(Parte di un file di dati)

---+---

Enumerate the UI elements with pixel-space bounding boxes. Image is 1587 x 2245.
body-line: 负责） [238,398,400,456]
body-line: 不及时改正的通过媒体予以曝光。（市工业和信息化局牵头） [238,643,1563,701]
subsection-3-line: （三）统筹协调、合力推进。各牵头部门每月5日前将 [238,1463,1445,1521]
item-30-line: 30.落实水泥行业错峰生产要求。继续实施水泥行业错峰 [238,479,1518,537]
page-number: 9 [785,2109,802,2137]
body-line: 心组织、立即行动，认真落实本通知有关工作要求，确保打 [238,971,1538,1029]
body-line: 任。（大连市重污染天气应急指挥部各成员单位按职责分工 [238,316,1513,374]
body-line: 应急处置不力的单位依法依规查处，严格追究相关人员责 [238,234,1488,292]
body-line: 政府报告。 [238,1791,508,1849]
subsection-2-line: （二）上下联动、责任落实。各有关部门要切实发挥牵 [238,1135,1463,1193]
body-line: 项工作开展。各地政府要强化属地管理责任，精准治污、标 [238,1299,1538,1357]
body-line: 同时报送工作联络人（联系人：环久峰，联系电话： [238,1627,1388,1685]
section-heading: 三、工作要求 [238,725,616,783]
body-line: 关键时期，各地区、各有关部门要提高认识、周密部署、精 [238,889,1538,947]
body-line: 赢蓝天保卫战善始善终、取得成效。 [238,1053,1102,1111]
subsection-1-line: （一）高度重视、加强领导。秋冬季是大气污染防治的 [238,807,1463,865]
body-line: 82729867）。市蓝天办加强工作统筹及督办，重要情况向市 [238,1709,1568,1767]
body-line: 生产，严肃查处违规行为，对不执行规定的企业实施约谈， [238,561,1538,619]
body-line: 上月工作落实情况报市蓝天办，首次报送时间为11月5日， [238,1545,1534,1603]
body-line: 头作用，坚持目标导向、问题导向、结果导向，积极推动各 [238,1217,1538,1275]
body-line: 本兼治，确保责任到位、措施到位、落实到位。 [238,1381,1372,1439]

---+---

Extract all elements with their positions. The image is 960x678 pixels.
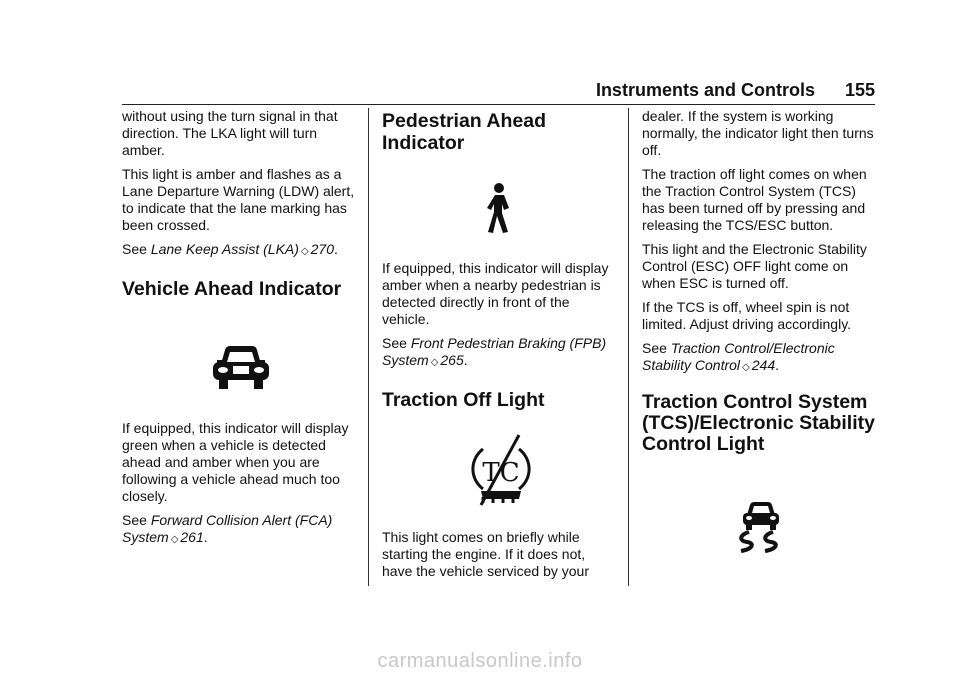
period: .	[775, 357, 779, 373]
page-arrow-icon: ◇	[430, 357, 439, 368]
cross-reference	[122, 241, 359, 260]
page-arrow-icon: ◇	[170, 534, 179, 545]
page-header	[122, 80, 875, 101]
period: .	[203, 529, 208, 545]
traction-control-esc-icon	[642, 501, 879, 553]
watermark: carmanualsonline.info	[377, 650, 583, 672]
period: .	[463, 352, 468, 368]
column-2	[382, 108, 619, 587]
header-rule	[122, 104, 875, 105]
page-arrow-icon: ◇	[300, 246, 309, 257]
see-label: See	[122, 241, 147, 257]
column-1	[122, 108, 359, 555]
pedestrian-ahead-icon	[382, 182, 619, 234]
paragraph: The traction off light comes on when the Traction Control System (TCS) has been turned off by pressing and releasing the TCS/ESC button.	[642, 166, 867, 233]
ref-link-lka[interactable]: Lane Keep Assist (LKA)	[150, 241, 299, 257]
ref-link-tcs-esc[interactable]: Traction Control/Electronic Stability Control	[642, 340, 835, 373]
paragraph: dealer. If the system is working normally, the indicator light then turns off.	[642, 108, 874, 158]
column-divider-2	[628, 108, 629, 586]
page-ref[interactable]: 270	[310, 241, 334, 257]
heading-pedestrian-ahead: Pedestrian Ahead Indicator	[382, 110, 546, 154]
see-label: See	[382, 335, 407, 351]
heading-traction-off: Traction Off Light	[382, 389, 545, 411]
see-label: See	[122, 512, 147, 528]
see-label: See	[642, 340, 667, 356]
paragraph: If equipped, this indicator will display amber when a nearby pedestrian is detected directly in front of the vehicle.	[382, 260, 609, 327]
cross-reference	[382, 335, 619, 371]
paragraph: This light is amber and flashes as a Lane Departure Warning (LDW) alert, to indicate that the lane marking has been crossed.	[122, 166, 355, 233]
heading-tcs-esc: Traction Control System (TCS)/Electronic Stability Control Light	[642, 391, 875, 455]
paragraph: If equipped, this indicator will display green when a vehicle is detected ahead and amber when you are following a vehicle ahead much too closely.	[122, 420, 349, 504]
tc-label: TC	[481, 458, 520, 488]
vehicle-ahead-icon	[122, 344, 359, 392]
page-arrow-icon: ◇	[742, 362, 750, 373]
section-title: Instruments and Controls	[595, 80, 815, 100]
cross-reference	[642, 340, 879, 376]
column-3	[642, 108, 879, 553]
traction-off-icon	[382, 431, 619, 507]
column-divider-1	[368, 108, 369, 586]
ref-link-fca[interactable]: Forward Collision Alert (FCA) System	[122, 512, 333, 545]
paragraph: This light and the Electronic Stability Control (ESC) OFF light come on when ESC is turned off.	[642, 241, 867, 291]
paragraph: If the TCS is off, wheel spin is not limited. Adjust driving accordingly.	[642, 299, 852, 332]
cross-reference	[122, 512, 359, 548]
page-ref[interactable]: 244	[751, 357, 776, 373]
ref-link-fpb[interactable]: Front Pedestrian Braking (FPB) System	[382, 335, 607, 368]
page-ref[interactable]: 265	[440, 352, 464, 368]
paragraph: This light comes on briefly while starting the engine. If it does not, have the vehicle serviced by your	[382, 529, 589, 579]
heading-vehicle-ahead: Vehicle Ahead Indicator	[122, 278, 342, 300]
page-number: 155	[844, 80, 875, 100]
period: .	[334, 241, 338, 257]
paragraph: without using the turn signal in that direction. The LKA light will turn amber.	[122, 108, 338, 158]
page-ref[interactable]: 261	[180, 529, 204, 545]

---+---

**Consegna:** Riporta come elenco numerato il tratto di righe che comincia con la riga contenente "357, 779, 373]" e termina con quella contenente "352, 468, 368]", entrambe comprese. Ometti le righe vuote.

**Risposta scritta:**
1. period: .	[775, 357, 779, 373]
2. page-arrow-icon: ◇	[430, 357, 439, 368]
3. cross-reference	[122, 241, 359, 260]
4. page-arrow-icon: ◇	[170, 534, 179, 545]
5. page-header	[122, 80, 875, 101]
6. period: .	[203, 529, 208, 545]
7. traction-control-esc-icon	[642, 501, 879, 553]
8. watermark: carmanualsonline.info	[377, 650, 583, 672]
9. period: .	[463, 352, 468, 368]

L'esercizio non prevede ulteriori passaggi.